Task instructions
Output each of the rows below again, word for word and unchanged.

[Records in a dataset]
━━━━━━━━━━━━━━━━━━━━━━━━━━━━━━

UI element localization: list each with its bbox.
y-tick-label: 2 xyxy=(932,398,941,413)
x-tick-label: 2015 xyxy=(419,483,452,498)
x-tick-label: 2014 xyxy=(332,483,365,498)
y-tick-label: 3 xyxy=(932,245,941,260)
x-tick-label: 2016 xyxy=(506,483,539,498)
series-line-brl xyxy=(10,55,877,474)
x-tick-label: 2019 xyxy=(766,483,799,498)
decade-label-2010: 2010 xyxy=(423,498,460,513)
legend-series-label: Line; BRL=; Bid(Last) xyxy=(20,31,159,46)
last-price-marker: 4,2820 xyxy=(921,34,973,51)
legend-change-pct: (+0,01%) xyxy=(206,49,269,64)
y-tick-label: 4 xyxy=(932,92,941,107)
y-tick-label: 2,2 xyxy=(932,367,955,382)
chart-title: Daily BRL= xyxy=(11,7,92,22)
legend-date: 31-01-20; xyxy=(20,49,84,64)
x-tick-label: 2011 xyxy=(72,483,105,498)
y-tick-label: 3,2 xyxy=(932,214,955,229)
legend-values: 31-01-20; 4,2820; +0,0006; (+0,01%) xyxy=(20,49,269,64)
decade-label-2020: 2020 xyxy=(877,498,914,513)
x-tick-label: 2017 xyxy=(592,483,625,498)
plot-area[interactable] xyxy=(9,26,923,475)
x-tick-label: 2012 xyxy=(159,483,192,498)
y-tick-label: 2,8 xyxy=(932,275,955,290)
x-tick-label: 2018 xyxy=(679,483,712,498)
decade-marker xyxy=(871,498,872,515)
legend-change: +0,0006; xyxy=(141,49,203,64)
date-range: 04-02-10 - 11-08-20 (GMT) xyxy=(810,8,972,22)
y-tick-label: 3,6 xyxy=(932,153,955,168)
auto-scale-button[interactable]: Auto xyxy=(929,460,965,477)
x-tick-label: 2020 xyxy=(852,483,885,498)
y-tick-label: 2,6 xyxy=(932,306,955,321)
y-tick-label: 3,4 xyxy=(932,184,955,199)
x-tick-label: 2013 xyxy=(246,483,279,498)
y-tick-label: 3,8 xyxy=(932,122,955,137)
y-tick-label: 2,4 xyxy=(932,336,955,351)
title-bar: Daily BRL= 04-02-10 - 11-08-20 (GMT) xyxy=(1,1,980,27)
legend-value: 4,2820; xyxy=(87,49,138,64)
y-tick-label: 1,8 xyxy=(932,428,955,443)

━━━━━━━━━━━━━━━━━━━━━━━━━━━━━━

Response
UI element localization: list each with its bbox.
y-tick-label: 2 xyxy=(932,398,941,413)
x-tick-label: 2015 xyxy=(419,483,452,498)
x-tick-label: 2014 xyxy=(332,483,365,498)
y-tick-label: 3 xyxy=(932,245,941,260)
x-tick-label: 2016 xyxy=(506,483,539,498)
series-line-brl xyxy=(10,55,877,474)
x-tick-label: 2019 xyxy=(766,483,799,498)
decade-label-2010: 2010 xyxy=(423,498,460,513)
legend-series-label: Line; BRL=; Bid(Last) xyxy=(20,31,159,46)
last-price-marker: 4,2820 xyxy=(921,34,973,51)
legend-change-pct: (+0,01%) xyxy=(206,49,269,64)
y-tick-label: 4 xyxy=(932,92,941,107)
y-tick-label: 2,2 xyxy=(932,367,955,382)
chart-title: Daily BRL= xyxy=(11,7,92,22)
legend-date: 31-01-20; xyxy=(20,49,84,64)
x-tick-label: 2011 xyxy=(72,483,105,498)
y-tick-label: 3,2 xyxy=(932,214,955,229)
legend-values: 31-01-20; 4,2820; +0,0006; (+0,01%) xyxy=(20,49,269,64)
decade-label-2020: 2020 xyxy=(877,498,914,513)
x-tick-label: 2017 xyxy=(592,483,625,498)
plot-area[interactable] xyxy=(9,26,923,475)
x-tick-label: 2012 xyxy=(159,483,192,498)
y-tick-label: 2,8 xyxy=(932,275,955,290)
x-tick-label: 2018 xyxy=(679,483,712,498)
decade-marker xyxy=(871,498,872,515)
legend-change: +0,0006; xyxy=(141,49,203,64)
date-range: 04-02-10 - 11-08-20 (GMT) xyxy=(810,8,972,22)
y-tick-label: 3,6 xyxy=(932,153,955,168)
auto-scale-button[interactable]: Auto xyxy=(929,460,965,477)
x-tick-label: 2020 xyxy=(852,483,885,498)
y-tick-label: 2,6 xyxy=(932,306,955,321)
y-tick-label: 3,4 xyxy=(932,184,955,199)
x-tick-label: 2013 xyxy=(246,483,279,498)
y-tick-label: 3,8 xyxy=(932,122,955,137)
y-tick-label: 2,4 xyxy=(932,336,955,351)
title-bar: Daily BRL= 04-02-10 - 11-08-20 (GMT) xyxy=(1,1,980,27)
legend-value: 4,2820; xyxy=(87,49,138,64)
y-tick-label: 1,8 xyxy=(932,428,955,443)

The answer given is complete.